Print, exactly and completely, every entry in the data.

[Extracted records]
-- START --

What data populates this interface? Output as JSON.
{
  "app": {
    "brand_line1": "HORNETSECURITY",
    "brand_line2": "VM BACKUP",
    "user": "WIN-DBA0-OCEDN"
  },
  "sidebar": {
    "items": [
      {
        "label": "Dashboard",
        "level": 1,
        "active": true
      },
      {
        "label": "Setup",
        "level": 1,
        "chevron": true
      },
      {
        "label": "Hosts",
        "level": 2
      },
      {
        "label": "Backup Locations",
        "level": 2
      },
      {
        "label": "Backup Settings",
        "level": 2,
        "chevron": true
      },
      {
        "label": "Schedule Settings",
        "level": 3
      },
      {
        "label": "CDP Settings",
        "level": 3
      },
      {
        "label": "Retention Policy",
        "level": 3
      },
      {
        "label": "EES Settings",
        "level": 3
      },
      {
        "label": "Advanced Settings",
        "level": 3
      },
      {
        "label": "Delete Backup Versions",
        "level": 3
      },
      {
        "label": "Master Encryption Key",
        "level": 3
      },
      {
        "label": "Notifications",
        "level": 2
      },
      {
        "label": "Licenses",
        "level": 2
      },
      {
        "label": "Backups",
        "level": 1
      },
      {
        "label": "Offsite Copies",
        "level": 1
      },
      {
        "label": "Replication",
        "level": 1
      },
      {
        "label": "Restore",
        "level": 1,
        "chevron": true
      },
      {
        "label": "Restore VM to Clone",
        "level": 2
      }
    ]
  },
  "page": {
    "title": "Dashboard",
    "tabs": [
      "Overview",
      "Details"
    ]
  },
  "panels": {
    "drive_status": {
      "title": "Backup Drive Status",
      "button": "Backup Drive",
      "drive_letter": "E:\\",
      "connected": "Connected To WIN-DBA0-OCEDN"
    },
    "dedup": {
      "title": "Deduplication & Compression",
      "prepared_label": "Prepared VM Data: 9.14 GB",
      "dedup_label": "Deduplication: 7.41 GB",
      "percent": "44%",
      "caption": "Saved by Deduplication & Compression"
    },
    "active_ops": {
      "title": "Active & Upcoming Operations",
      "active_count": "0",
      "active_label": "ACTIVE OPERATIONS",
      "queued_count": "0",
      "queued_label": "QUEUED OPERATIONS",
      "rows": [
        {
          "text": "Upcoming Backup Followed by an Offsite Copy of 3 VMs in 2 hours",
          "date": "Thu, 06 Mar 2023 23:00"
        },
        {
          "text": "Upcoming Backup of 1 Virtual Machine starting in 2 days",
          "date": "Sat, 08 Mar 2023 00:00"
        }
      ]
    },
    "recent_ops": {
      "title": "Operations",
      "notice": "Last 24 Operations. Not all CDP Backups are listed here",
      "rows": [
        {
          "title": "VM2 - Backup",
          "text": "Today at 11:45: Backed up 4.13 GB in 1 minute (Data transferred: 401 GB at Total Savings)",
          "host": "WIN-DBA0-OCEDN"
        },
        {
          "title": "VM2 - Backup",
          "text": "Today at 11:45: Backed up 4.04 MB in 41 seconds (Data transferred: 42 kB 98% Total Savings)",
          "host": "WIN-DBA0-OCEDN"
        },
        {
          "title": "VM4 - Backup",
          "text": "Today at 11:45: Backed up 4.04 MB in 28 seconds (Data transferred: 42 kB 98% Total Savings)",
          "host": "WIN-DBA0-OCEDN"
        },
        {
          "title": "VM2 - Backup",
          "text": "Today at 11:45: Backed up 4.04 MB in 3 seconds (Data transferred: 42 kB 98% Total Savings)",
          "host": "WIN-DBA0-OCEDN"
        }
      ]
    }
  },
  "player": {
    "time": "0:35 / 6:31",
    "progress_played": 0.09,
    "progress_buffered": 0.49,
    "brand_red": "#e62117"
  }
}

-- END --

Output below ->
What data populates this interface? Output as JSON.
{
  "app": {
    "brand_line1": "HORNETSECURITY",
    "brand_line2": "VM BACKUP",
    "user": "WIN-DBA0-OCEDN"
  },
  "sidebar": {
    "items": [
      {
        "label": "Dashboard",
        "level": 1,
        "active": true
      },
      {
        "label": "Setup",
        "level": 1,
        "chevron": true
      },
      {
        "label": "Hosts",
        "level": 2
      },
      {
        "label": "Backup Locations",
        "level": 2
      },
      {
        "label": "Backup Settings",
        "level": 2,
        "chevron": true
      },
      {
        "label": "Schedule Settings",
        "level": 3
      },
      {
        "label": "CDP Settings",
        "level": 3
      },
      {
        "label": "Retention Policy",
        "level": 3
      },
      {
        "label": "EES Settings",
        "level": 3
      },
      {
        "label": "Advanced Settings",
        "level": 3
      },
      {
        "label": "Delete Backup Versions",
        "level": 3
      },
      {
        "label": "Master Encryption Key",
        "level": 3
      },
      {
        "label": "Notifications",
        "level": 2
      },
      {
        "label": "Licenses",
        "level": 2
      },
      {
        "label": "Backups",
        "level": 1
      },
      {
        "label": "Offsite Copies",
        "level": 1
      },
      {
        "label": "Replication",
        "level": 1
      },
      {
        "label": "Restore",
        "level": 1,
        "chevron": true
      },
      {
        "label": "Restore VM to Clone",
        "level": 2
      }
    ]
  },
  "page": {
    "title": "Dashboard",
    "tabs": [
      "Overview",
      "Details"
    ]
  },
  "panels": {
    "drive_status": {
      "title": "Backup Drive Status",
      "button": "Backup Drive",
      "drive_letter": "E:\\",
      "connected": "Connected To WIN-DBA0-OCEDN"
    },
    "dedup": {
      "title": "Deduplication & Compression",
      "prepared_label": "Prepared VM Data: 9.14 GB",
      "dedup_label": "Deduplication: 7.41 GB",
      "percent": "44%",
      "caption": "Saved by Deduplication & Compression"
    },
    "active_ops": {
      "title": "Active & Upcoming Operations",
      "active_count": "0",
      "active_label": "ACTIVE OPERATIONS",
      "queued_count": "0",
      "queued_label": "QUEUED OPERATIONS",
      "rows": [
        {
          "text": "Upcoming Backup Followed by an Offsite Copy of 3 VMs in 2 hours",
          "date": "Thu, 06 Mar 2023 23:00"
        },
        {
          "text": "Upcoming Backup of 1 Virtual Machine starting in 2 days",
          "date": "Sat, 08 Mar 2023 00:00"
        }
      ]
    },
    "recent_ops": {
      "title": "Operations",
      "notice": "Last 24 Operations. Not all CDP Backups are listed here",
      "rows": [
        {
          "title": "VM2 - Backup",
          "text": "Today at 11:45: Backed up 4.13 GB in 1 minute (Data transferred: 401 GB at Total Savings)",
          "host": "WIN-DBA0-OCEDN"
        },
        {
          "title": "VM2 - Backup",
          "text": "Today at 11:45: Backed up 4.04 MB in 41 seconds (Data transferred: 42 kB 98% Total Savings)",
          "host": "WIN-DBA0-OCEDN"
        },
        {
          "title": "VM4 - Backup",
          "text": "Today at 11:45: Backed up 4.04 MB in 28 seconds (Data transferred: 42 kB 98% Total Savings)",
          "host": "WIN-DBA0-OCEDN"
        },
        {
          "title": "VM2 - Backup",
          "text": "Today at 11:45: Backed up 4.04 MB in 3 seconds (Data transferred: 42 kB 98% Total Savings)",
          "host": "WIN-DBA0-OCEDN"
        }
      ]
    }
  },
  "player": {
    "time": "0:35 / 6:31",
    "progress_played": 0.09,
    "progress_buffered": 0.49,
    "brand_red": "#e62117"
  }
}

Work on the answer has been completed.